All the data should be repeated exactly. Any image in it is left out.

[Records from a dataset]
▼
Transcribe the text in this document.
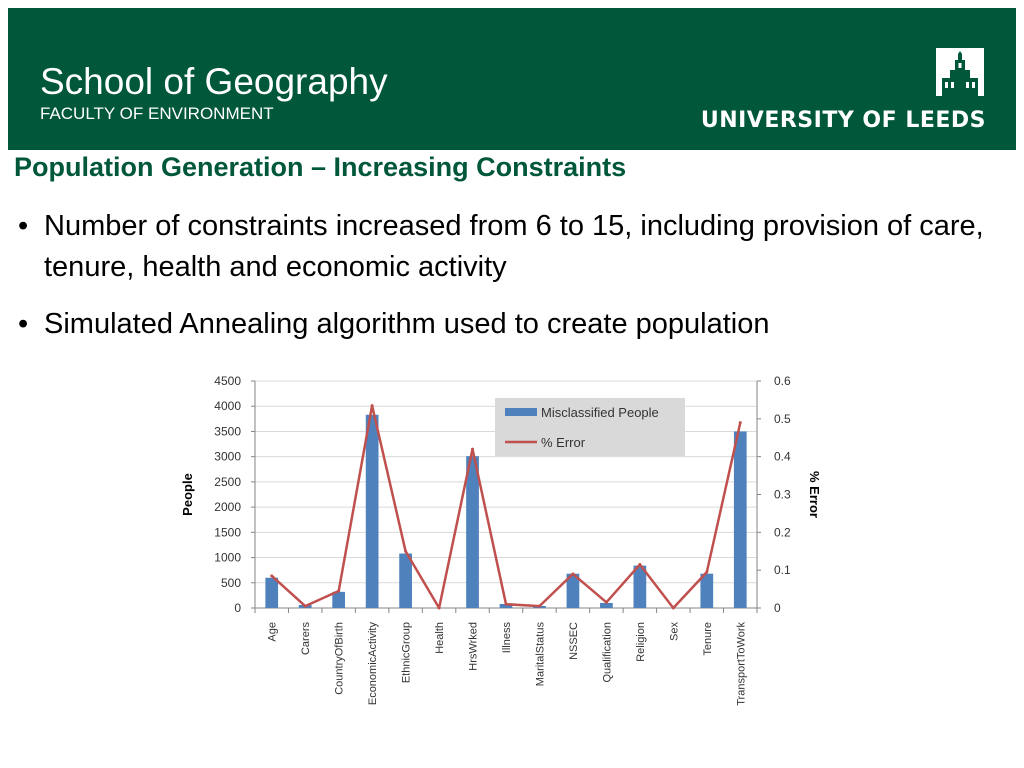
School of Geography
FACULTY OF ENVIRONMENT	UNIVERSITY OF LEEDS
Population Generation – Increasing Constraints
• Number of constraints increased from 6 to 15, including provision of care, tenure, health and economic activity
• Simulated Annealing algorithm used to create population
0
500
1000
1500
2000
2500
3000
3500
4000
4500
0
0.1
0.2
0.3
0.4
0.5
0.6
Age Carers CountryOfBirth EconomicActivity EthnicGroup Health HrsWrked Illness MaritalStatus NSSEC Qualification Religion Sex Tenure TransportToWork
People	% Error
Misclassified People
% Error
▲
# Answer to this task
Transcribe the text in this document.
School of Geography
FACULTY OF ENVIRONMENT	UNIVERSITY OF LEEDS
Population Generation – Increasing Constraints
• Number of constraints increased from 6 to 15, including provision of care, tenure, health and economic activity
• Simulated Annealing algorithm used to create population
0
500
1000
1500
2000
2500
3000
3500
4000
4500
0
0.1
0.2
0.3
0.4
0.5
0.6
Age Carers CountryOfBirth EconomicActivity EthnicGroup Health HrsWrked Illness MaritalStatus NSSEC Qualification Religion Sex Tenure TransportToWork
People	% Error
Misclassified People
% Error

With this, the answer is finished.